*** Data shown ***
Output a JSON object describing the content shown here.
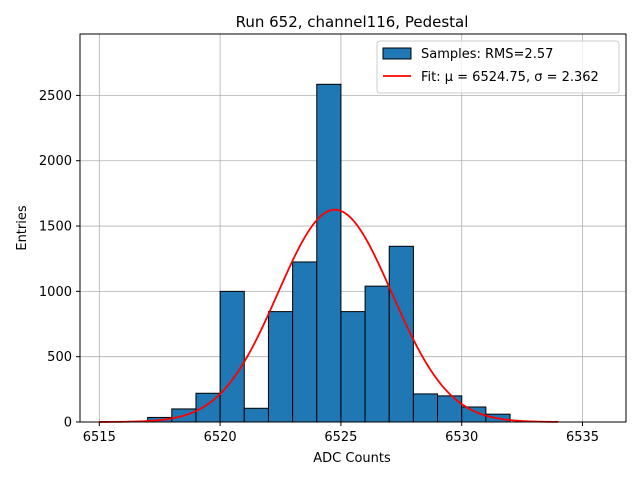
{
  "chart_data": {
    "type": "histogram",
    "title": "Run 652, channel116, Pedestal",
    "xlabel": "ADC Counts",
    "ylabel": "Entries",
    "xlim": [
      6514.2,
      6536.8
    ],
    "ylim": [
      0,
      2970
    ],
    "xticks": [
      6515,
      6520,
      6525,
      6530,
      6535
    ],
    "yticks": [
      0,
      500,
      1000,
      1500,
      2000,
      2500
    ],
    "grid": true,
    "legend_position": "top-right",
    "bin_width": 1,
    "bins": [
      {
        "x": 6517,
        "value": 35
      },
      {
        "x": 6518,
        "value": 100
      },
      {
        "x": 6519,
        "value": 220
      },
      {
        "x": 6520,
        "value": 1000
      },
      {
        "x": 6521,
        "value": 105
      },
      {
        "x": 6522,
        "value": 845
      },
      {
        "x": 6523,
        "value": 1225
      },
      {
        "x": 6524,
        "value": 2585
      },
      {
        "x": 6525,
        "value": 845
      },
      {
        "x": 6526,
        "value": 1040
      },
      {
        "x": 6527,
        "value": 1345
      },
      {
        "x": 6528,
        "value": 215
      },
      {
        "x": 6529,
        "value": 200
      },
      {
        "x": 6530,
        "value": 115
      },
      {
        "x": 6531,
        "value": 60
      }
    ],
    "series": [
      {
        "name": "Samples: RMS=2.57",
        "kind": "histogram",
        "color": "#1f77b4"
      },
      {
        "name": "Fit: μ = 6524.75, σ = 2.362",
        "kind": "gaussian",
        "color": "#ff0000",
        "mu": 6524.75,
        "sigma": 2.362,
        "amplitude": 1625,
        "x_range": [
          6515,
          6534
        ]
      }
    ]
  }
}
***
What needs to be done: Each line of the material must be retyped exactly, except that images are omitted.

Solution below:
Output a JSON object describing the content shown here.
{
  "chart_data": {
    "type": "histogram",
    "title": "Run 652, channel116, Pedestal",
    "xlabel": "ADC Counts",
    "ylabel": "Entries",
    "xlim": [
      6514.2,
      6536.8
    ],
    "ylim": [
      0,
      2970
    ],
    "xticks": [
      6515,
      6520,
      6525,
      6530,
      6535
    ],
    "yticks": [
      0,
      500,
      1000,
      1500,
      2000,
      2500
    ],
    "grid": true,
    "legend_position": "top-right",
    "bin_width": 1,
    "bins": [
      {
        "x": 6517,
        "value": 35
      },
      {
        "x": 6518,
        "value": 100
      },
      {
        "x": 6519,
        "value": 220
      },
      {
        "x": 6520,
        "value": 1000
      },
      {
        "x": 6521,
        "value": 105
      },
      {
        "x": 6522,
        "value": 845
      },
      {
        "x": 6523,
        "value": 1225
      },
      {
        "x": 6524,
        "value": 2585
      },
      {
        "x": 6525,
        "value": 845
      },
      {
        "x": 6526,
        "value": 1040
      },
      {
        "x": 6527,
        "value": 1345
      },
      {
        "x": 6528,
        "value": 215
      },
      {
        "x": 6529,
        "value": 200
      },
      {
        "x": 6530,
        "value": 115
      },
      {
        "x": 6531,
        "value": 60
      }
    ],
    "series": [
      {
        "name": "Samples: RMS=2.57",
        "kind": "histogram",
        "color": "#1f77b4"
      },
      {
        "name": "Fit: μ = 6524.75, σ = 2.362",
        "kind": "gaussian",
        "color": "#ff0000",
        "mu": 6524.75,
        "sigma": 2.362,
        "amplitude": 1625,
        "x_range": [
          6515,
          6534
        ]
      }
    ]
  }
}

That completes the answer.